━━━ Records for the task ━━━

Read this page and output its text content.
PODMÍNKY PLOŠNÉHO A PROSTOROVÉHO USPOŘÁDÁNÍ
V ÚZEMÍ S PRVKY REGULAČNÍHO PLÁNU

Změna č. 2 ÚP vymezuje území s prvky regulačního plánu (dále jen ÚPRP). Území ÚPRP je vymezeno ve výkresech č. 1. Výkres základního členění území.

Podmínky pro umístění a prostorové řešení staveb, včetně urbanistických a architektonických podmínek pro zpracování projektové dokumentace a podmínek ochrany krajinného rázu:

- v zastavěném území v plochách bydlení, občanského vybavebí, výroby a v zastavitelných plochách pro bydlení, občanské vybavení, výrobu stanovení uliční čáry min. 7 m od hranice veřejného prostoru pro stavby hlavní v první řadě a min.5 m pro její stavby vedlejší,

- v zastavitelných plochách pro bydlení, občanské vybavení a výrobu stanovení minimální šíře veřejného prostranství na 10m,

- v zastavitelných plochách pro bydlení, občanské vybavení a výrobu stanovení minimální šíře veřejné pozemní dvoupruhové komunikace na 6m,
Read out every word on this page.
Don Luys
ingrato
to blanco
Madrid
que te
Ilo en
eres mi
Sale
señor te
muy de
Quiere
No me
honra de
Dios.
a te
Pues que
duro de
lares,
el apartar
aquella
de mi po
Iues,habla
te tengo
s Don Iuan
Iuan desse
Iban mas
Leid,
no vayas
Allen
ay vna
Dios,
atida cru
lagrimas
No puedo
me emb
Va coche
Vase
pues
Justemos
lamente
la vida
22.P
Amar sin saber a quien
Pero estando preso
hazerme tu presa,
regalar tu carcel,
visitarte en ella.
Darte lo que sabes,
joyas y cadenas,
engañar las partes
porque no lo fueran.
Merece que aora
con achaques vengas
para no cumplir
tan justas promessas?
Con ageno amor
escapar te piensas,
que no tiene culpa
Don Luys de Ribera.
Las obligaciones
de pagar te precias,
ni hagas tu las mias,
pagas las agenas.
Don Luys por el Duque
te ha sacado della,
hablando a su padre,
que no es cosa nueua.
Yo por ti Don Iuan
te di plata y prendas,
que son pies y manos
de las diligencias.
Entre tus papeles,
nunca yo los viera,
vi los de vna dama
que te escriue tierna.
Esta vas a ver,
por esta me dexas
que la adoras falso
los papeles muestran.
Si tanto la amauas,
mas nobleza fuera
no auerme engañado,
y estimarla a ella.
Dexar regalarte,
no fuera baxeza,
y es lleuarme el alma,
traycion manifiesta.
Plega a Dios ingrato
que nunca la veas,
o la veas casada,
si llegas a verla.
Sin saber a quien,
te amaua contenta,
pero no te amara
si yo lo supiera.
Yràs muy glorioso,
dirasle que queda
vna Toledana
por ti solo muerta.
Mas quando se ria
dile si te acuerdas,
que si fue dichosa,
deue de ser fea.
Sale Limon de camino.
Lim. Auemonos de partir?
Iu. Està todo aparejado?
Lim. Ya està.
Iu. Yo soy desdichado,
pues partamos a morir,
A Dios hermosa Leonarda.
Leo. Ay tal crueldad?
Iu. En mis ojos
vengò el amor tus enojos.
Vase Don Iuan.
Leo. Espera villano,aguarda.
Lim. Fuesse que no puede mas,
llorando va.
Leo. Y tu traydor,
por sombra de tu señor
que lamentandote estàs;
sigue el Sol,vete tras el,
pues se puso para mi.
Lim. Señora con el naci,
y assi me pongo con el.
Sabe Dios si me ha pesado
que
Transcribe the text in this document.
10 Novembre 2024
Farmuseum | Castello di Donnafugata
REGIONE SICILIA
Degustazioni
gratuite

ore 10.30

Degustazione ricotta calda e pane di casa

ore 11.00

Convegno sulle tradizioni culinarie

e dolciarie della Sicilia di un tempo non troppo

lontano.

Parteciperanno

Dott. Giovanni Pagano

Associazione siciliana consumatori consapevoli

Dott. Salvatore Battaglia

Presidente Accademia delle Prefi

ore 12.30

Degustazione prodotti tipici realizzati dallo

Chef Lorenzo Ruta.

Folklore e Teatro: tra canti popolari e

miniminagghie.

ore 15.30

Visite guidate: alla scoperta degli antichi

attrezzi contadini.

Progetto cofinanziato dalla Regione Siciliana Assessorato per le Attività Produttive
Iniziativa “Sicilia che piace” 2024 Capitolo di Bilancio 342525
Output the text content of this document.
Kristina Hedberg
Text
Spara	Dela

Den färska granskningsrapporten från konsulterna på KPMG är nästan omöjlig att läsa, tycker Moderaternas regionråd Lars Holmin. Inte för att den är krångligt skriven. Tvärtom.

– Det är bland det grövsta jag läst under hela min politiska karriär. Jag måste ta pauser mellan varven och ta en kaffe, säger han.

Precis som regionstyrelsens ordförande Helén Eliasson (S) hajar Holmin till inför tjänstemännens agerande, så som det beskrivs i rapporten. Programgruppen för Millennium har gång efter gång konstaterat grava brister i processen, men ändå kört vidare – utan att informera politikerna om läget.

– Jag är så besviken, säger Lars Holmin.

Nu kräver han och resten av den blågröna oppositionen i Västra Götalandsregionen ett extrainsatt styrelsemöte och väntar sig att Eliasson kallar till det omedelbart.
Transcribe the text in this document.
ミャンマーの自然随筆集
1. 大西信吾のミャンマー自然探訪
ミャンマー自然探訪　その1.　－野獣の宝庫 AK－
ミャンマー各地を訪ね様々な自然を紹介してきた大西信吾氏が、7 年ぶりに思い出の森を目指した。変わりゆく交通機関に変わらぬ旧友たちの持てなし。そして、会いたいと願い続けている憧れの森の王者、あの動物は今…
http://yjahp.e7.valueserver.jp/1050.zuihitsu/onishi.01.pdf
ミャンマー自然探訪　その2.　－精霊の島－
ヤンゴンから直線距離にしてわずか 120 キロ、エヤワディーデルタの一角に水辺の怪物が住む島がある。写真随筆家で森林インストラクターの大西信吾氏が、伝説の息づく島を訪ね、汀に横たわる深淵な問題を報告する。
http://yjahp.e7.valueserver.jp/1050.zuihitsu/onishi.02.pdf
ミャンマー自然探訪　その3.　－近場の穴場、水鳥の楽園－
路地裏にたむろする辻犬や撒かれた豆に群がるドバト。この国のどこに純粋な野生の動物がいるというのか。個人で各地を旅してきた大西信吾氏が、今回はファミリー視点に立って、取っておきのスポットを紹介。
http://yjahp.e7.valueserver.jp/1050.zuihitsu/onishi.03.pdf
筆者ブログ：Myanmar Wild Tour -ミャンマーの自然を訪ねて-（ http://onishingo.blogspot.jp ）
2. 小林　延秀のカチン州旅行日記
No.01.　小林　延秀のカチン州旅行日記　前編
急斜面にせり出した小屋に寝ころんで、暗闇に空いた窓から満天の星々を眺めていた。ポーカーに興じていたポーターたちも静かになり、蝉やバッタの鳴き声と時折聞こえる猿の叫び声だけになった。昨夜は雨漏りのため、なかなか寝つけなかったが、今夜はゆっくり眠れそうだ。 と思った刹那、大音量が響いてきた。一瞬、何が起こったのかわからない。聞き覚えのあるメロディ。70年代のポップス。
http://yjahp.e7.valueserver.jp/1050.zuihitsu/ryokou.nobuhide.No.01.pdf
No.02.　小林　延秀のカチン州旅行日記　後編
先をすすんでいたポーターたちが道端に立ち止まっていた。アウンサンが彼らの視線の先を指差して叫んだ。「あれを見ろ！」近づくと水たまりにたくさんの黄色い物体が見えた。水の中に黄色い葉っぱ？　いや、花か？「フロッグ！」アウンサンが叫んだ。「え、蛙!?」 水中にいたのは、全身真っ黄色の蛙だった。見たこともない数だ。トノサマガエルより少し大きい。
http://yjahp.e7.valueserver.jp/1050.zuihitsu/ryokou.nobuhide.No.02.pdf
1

━━━

# The exercise
Write out the records shown above, exactly as they appear.

# Output of the task
Read this page and output its text content.
PODMÍNKY PLOŠNÉHO A PROSTOROVÉHO USPOŘÁDÁNÍ
V ÚZEMÍ S PRVKY REGULAČNÍHO PLÁNU

Změna č. 2 ÚP vymezuje území s prvky regulačního plánu (dále jen ÚPRP). Území ÚPRP je vymezeno ve výkresech č. 1. Výkres základního členění území.

Podmínky pro umístění a prostorové řešení staveb, včetně urbanistických a architektonických podmínek pro zpracování projektové dokumentace a podmínek ochrany krajinného rázu:

- v zastavěném území v plochách bydlení, občanského vybavebí, výroby a v zastavitelných plochách pro bydlení, občanské vybavení, výrobu stanovení uliční čáry min. 7 m od hranice veřejného prostoru pro stavby hlavní v první řadě a min.5 m pro její stavby vedlejší,

- v zastavitelných plochách pro bydlení, občanské vybavení a výrobu stanovení minimální šíře veřejného prostranství na 10m,

- v zastavitelných plochách pro bydlení, občanské vybavení a výrobu stanovení minimální šíře veřejné pozemní dvoupruhové komunikace na 6m,
Read out every word on this page.
Don Luys
ingrato
to blanco
Madrid
que te
Ilo en
eres mi
Sale
señor te
muy de
Quiere
No me
honra de
Dios.
a te
Pues que
duro de
lares,
el apartar
aquella
de mi po
Iues,habla
te tengo
s Don Iuan
Iuan desse
Iban mas
Leid,
no vayas
Allen
ay vna
Dios,
atida cru
lagrimas
No puedo
me emb
Va coche
Vase
pues
Justemos
lamente
la vida
22.P
Amar sin saber a quien
Pero estando preso
hazerme tu presa,
regalar tu carcel,
visitarte en ella.
Darte lo que sabes,
joyas y cadenas,
engañar las partes
porque no lo fueran.
Merece que aora
con achaques vengas
para no cumplir
tan justas promessas?
Con ageno amor
escapar te piensas,
que no tiene culpa
Don Luys de Ribera.
Las obligaciones
de pagar te precias,
ni hagas tu las mias,
pagas las agenas.
Don Luys por el Duque
te ha sacado della,
hablando a su padre,
que no es cosa nueua.
Yo por ti Don Iuan
te di plata y prendas,
que son pies y manos
de las diligencias.
Entre tus papeles,
nunca yo los viera,
vi los de vna dama
que te escriue tierna.
Esta vas a ver,
por esta me dexas
que la adoras falso
los papeles muestran.
Si tanto la amauas,
mas nobleza fuera
no auerme engañado,
y estimarla a ella.
Dexar regalarte,
no fuera baxeza,
y es lleuarme el alma,
traycion manifiesta.
Plega a Dios ingrato
que nunca la veas,
o la veas casada,
si llegas a verla.
Sin saber a quien,
te amaua contenta,
pero no te amara
si yo lo supiera.
Yràs muy glorioso,
dirasle que queda
vna Toledana
por ti solo muerta.
Mas quando se ria
dile si te acuerdas,
que si fue dichosa,
deue de ser fea.
Sale Limon de camino.
Lim. Auemonos de partir?
Iu. Està todo aparejado?
Lim. Ya està.
Iu. Yo soy desdichado,
pues partamos a morir,
A Dios hermosa Leonarda.
Leo. Ay tal crueldad?
Iu. En mis ojos
vengò el amor tus enojos.
Vase Don Iuan.
Leo. Espera villano,aguarda.
Lim. Fuesse que no puede mas,
llorando va.
Leo. Y tu traydor,
por sombra de tu señor
que lamentandote estàs;
sigue el Sol,vete tras el,
pues se puso para mi.
Lim. Señora con el naci,
y assi me pongo con el.
Sabe Dios si me ha pesado
que
Transcribe the text in this document.
10 Novembre 2024
Farmuseum | Castello di Donnafugata
REGIONE SICILIA
Degustazioni
gratuite

ore 10.30

Degustazione ricotta calda e pane di casa

ore 11.00

Convegno sulle tradizioni culinarie

e dolciarie della Sicilia di un tempo non troppo

lontano.

Parteciperanno

Dott. Giovanni Pagano

Associazione siciliana consumatori consapevoli

Dott. Salvatore Battaglia

Presidente Accademia delle Prefi

ore 12.30

Degustazione prodotti tipici realizzati dallo

Chef Lorenzo Ruta.

Folklore e Teatro: tra canti popolari e

miniminagghie.

ore 15.30

Visite guidate: alla scoperta degli antichi

attrezzi contadini.

Progetto cofinanziato dalla Regione Siciliana Assessorato per le Attività Produttive
Iniziativa “Sicilia che piace” 2024 Capitolo di Bilancio 342525
Output the text content of this document.
Kristina Hedberg
Text
Spara	Dela

Den färska granskningsrapporten från konsulterna på KPMG är nästan omöjlig att läsa, tycker Moderaternas regionråd Lars Holmin. Inte för att den är krångligt skriven. Tvärtom.

– Det är bland det grövsta jag läst under hela min politiska karriär. Jag måste ta pauser mellan varven och ta en kaffe, säger han.

Precis som regionstyrelsens ordförande Helén Eliasson (S) hajar Holmin till inför tjänstemännens agerande, så som det beskrivs i rapporten. Programgruppen för Millennium har gång efter gång konstaterat grava brister i processen, men ändå kört vidare – utan att informera politikerna om läget.

– Jag är så besviken, säger Lars Holmin.

Nu kräver han och resten av den blågröna oppositionen i Västra Götalandsregionen ett extrainsatt styrelsemöte och väntar sig att Eliasson kallar till det omedelbart.
Transcribe the text in this document.
ミャンマーの自然随筆集
1. 大西信吾のミャンマー自然探訪
ミャンマー自然探訪　その1.　－野獣の宝庫 AK－
ミャンマー各地を訪ね様々な自然を紹介してきた大西信吾氏が、7 年ぶりに思い出の森を目指した。変わりゆく交通機関に変わらぬ旧友たちの持てなし。そして、会いたいと願い続けている憧れの森の王者、あの動物は今…
http://yjahp.e7.valueserver.jp/1050.zuihitsu/onishi.01.pdf
ミャンマー自然探訪　その2.　－精霊の島－
ヤンゴンから直線距離にしてわずか 120 キロ、エヤワディーデルタの一角に水辺の怪物が住む島がある。写真随筆家で森林インストラクターの大西信吾氏が、伝説の息づく島を訪ね、汀に横たわる深淵な問題を報告する。
http://yjahp.e7.valueserver.jp/1050.zuihitsu/onishi.02.pdf
ミャンマー自然探訪　その3.　－近場の穴場、水鳥の楽園－
路地裏にたむろする辻犬や撒かれた豆に群がるドバト。この国のどこに純粋な野生の動物がいるというのか。個人で各地を旅してきた大西信吾氏が、今回はファミリー視点に立って、取っておきのスポットを紹介。
http://yjahp.e7.valueserver.jp/1050.zuihitsu/onishi.03.pdf
筆者ブログ：Myanmar Wild Tour -ミャンマーの自然を訪ねて-（ http://onishingo.blogspot.jp ）
2. 小林　延秀のカチン州旅行日記
No.01.　小林　延秀のカチン州旅行日記　前編
急斜面にせり出した小屋に寝ころんで、暗闇に空いた窓から満天の星々を眺めていた。ポーカーに興じていたポーターたちも静かになり、蝉やバッタの鳴き声と時折聞こえる猿の叫び声だけになった。昨夜は雨漏りのため、なかなか寝つけなかったが、今夜はゆっくり眠れそうだ。 と思った刹那、大音量が響いてきた。一瞬、何が起こったのかわからない。聞き覚えのあるメロディ。70年代のポップス。
http://yjahp.e7.valueserver.jp/1050.zuihitsu/ryokou.nobuhide.No.01.pdf
No.02.　小林　延秀のカチン州旅行日記　後編
先をすすんでいたポーターたちが道端に立ち止まっていた。アウンサンが彼らの視線の先を指差して叫んだ。「あれを見ろ！」近づくと水たまりにたくさんの黄色い物体が見えた。水の中に黄色い葉っぱ？　いや、花か？「フロッグ！」アウンサンが叫んだ。「え、蛙!?」 水中にいたのは、全身真っ黄色の蛙だった。見たこともない数だ。トノサマガエルより少し大きい。
http://yjahp.e7.valueserver.jp/1050.zuihitsu/ryokou.nobuhide.No.02.pdf
1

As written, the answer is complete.